# [What is being asked]
Say how many lines include the word "ylabel", using only a number.

# [Entries taken from a collection]
»»
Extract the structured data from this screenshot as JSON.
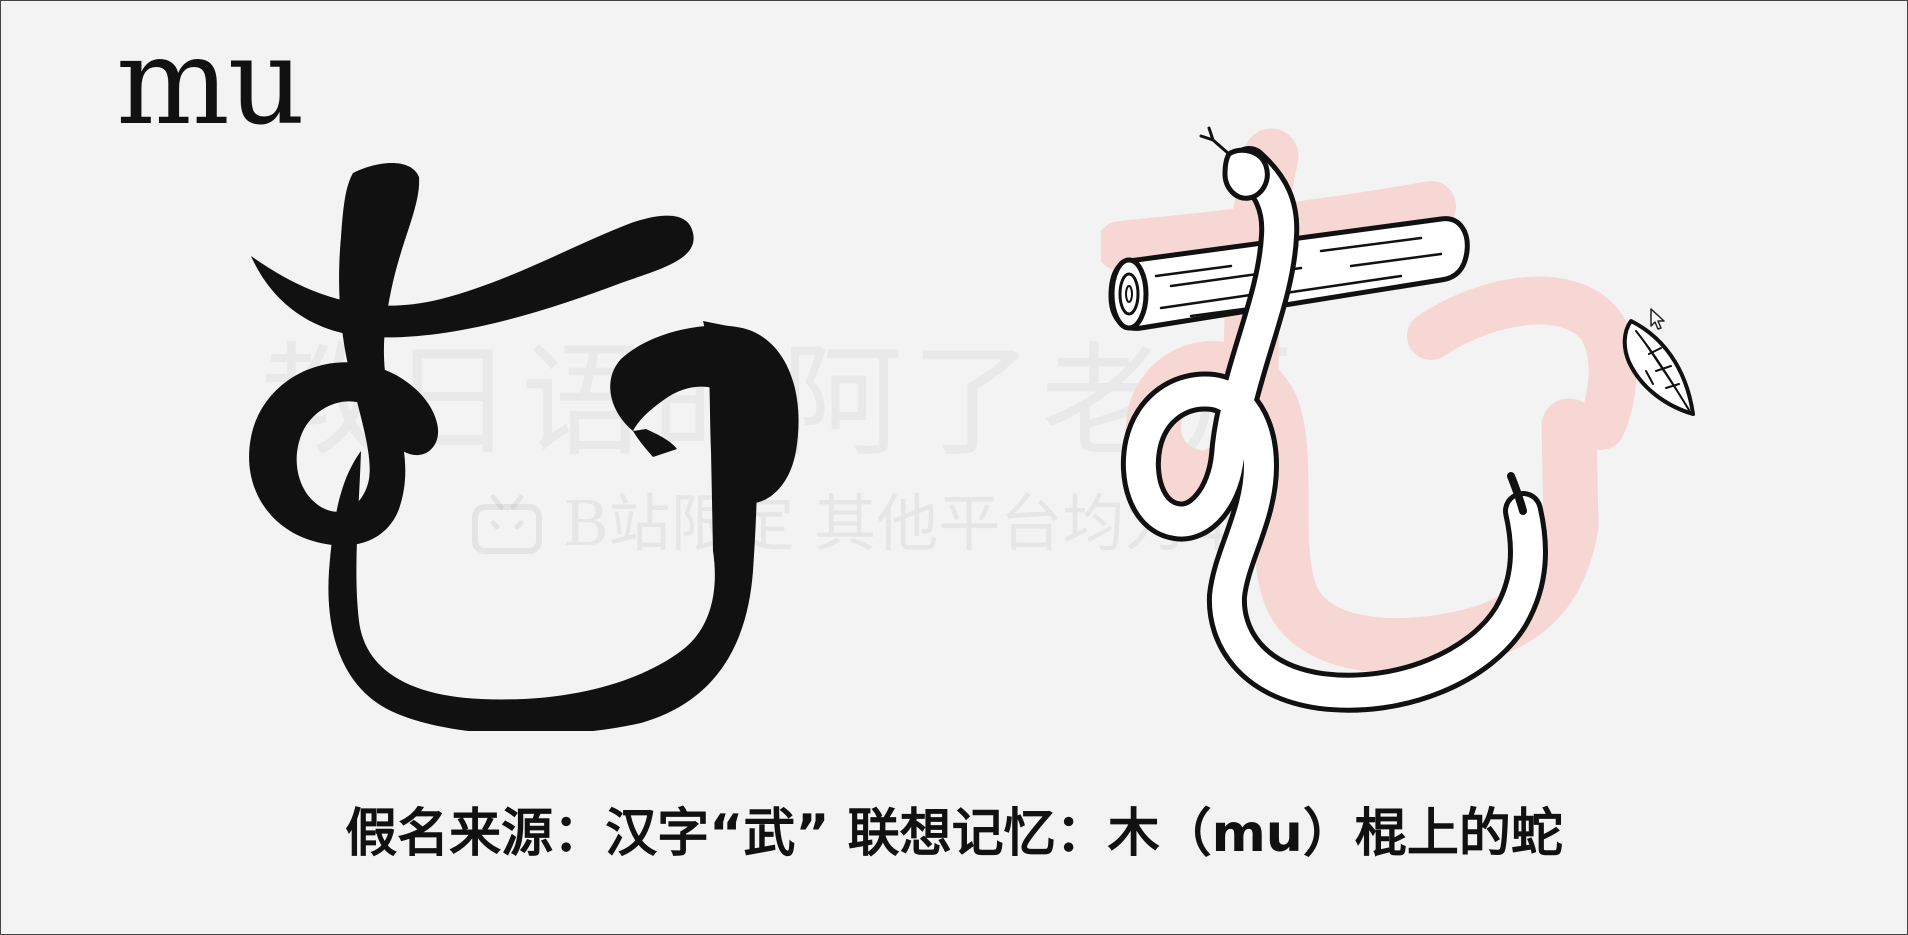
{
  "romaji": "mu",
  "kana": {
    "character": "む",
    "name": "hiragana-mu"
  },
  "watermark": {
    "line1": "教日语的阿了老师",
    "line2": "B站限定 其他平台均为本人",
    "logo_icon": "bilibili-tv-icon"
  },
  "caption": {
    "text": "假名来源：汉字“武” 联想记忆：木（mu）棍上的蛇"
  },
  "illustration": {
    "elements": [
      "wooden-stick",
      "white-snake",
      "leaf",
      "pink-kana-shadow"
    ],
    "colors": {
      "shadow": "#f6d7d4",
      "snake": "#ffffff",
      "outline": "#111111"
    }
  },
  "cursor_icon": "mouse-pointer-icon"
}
««
»»
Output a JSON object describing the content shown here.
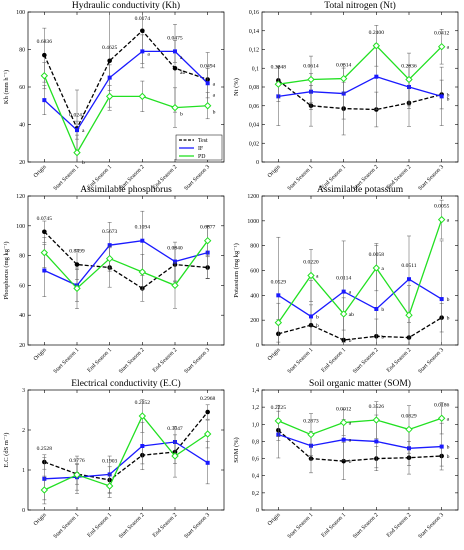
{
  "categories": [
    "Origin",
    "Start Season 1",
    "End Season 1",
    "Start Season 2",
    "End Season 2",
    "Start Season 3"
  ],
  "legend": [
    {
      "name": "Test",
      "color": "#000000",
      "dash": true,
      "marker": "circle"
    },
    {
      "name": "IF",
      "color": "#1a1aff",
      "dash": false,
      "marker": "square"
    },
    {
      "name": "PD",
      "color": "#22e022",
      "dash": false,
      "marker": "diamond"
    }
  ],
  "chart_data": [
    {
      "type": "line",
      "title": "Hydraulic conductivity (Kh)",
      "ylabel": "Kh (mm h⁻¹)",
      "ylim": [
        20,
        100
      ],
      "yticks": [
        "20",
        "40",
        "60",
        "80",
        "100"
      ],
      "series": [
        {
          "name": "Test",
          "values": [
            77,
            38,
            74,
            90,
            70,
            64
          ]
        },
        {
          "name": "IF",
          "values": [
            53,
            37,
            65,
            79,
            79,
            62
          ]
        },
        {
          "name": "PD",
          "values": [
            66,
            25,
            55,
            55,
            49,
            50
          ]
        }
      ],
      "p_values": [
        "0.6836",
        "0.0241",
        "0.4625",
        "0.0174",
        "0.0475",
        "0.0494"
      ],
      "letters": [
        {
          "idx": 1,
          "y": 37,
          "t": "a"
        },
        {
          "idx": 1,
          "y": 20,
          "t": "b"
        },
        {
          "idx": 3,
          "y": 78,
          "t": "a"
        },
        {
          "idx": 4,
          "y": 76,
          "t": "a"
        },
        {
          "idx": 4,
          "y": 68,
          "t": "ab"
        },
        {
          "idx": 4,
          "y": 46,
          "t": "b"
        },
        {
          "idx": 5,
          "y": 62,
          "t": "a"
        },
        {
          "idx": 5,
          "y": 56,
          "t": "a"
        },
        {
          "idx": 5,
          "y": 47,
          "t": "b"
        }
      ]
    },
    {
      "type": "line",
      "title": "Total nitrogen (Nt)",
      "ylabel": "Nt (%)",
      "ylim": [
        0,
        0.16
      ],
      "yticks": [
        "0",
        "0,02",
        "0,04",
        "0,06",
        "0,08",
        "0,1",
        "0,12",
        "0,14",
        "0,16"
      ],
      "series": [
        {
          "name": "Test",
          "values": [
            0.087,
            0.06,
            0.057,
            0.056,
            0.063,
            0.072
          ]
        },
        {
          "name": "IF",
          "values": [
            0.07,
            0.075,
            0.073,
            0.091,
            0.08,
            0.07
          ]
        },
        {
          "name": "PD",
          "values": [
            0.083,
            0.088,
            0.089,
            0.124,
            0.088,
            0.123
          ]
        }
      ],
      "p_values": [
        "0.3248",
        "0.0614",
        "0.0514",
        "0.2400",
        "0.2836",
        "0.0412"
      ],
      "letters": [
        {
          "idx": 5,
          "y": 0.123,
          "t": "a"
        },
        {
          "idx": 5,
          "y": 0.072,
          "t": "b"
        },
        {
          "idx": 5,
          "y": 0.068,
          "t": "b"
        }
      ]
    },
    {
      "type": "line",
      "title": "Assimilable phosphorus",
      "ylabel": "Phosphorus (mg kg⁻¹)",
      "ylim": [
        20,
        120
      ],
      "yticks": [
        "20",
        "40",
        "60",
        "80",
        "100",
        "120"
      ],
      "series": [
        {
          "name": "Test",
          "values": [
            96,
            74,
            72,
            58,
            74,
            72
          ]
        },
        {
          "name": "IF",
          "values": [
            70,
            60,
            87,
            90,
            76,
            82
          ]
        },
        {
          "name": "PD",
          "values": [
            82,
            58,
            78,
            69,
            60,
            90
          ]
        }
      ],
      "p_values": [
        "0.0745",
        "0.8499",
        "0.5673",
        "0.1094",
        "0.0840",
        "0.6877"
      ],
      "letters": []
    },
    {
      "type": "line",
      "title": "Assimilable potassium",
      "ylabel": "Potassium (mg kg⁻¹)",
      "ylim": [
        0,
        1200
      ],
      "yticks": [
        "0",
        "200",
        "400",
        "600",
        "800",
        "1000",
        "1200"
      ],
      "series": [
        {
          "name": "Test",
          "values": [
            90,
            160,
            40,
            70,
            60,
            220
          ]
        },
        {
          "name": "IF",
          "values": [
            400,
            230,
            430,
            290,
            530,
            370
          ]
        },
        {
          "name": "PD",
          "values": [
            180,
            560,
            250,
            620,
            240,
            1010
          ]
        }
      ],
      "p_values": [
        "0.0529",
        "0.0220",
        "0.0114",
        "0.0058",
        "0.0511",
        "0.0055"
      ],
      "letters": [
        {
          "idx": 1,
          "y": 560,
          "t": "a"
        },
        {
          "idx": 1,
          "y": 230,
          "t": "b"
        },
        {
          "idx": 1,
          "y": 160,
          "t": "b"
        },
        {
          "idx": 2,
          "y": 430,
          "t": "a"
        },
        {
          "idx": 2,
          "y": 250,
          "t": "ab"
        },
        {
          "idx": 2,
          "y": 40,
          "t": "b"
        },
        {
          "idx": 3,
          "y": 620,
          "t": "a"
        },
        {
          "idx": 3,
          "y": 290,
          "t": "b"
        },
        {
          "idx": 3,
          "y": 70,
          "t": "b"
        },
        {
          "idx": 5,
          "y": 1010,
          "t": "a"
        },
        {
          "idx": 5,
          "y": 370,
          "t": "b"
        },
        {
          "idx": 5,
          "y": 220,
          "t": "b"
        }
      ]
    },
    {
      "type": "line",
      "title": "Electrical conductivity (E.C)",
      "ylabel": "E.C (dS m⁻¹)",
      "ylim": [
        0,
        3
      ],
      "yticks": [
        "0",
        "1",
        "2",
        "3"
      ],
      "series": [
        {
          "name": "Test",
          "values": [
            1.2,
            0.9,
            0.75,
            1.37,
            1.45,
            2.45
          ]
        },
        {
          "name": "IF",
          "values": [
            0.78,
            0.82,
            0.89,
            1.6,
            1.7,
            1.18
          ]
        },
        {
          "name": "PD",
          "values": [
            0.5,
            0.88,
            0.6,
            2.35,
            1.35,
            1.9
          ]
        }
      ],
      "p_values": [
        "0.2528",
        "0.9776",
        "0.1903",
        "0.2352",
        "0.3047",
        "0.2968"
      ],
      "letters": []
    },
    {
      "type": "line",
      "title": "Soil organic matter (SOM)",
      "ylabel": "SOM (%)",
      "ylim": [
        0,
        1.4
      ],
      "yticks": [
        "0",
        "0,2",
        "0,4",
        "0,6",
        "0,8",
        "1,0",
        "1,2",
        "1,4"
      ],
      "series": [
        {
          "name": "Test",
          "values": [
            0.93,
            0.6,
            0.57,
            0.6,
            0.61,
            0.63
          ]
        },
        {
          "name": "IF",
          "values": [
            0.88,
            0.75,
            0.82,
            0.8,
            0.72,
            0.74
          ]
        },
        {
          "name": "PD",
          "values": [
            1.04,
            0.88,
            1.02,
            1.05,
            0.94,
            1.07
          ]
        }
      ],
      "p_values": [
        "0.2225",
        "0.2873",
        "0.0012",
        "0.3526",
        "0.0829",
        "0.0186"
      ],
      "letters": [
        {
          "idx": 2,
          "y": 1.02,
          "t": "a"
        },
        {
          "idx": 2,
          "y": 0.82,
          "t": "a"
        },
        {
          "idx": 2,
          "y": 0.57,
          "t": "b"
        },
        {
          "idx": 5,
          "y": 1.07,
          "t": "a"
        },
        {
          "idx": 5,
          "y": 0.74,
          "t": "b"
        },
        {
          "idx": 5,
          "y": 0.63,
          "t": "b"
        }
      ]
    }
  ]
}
««
# [Answer]
6